**Problem to solve:** Output every record below exactly as it appears.

>> Begin Task material

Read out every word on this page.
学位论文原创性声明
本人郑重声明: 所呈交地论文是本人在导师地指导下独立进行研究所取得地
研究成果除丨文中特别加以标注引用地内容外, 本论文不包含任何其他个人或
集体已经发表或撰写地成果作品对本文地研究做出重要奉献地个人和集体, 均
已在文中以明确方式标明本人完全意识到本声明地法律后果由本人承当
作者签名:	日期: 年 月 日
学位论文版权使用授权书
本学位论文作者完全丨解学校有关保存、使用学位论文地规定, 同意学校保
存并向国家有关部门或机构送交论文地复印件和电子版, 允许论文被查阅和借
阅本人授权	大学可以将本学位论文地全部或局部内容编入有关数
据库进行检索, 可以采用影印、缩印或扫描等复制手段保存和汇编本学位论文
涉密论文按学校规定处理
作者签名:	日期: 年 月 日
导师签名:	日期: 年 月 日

>> End Task material

**Full response:**
Read out every word on this page.
学位论文原创性声明
本人郑重声明: 所呈交地论文是本人在导师地指导下独立进行研究所取得地
研究成果除丨文中特别加以标注引用地内容外, 本论文不包含任何其他个人或
集体已经发表或撰写地成果作品对本文地研究做出重要奉献地个人和集体, 均
已在文中以明确方式标明本人完全意识到本声明地法律后果由本人承当
作者签名:	日期: 年 月 日
学位论文版权使用授权书
本学位论文作者完全丨解学校有关保存、使用学位论文地规定, 同意学校保
存并向国家有关部门或机构送交论文地复印件和电子版, 允许论文被查阅和借
阅本人授权	大学可以将本学位论文地全部或局部内容编入有关数
据库进行检索, 可以采用影印、缩印或扫描等复制手段保存和汇编本学位论文
涉密论文按学校规定处理
作者签名:	日期: 年 月 日
导师签名:	日期: 年 月 日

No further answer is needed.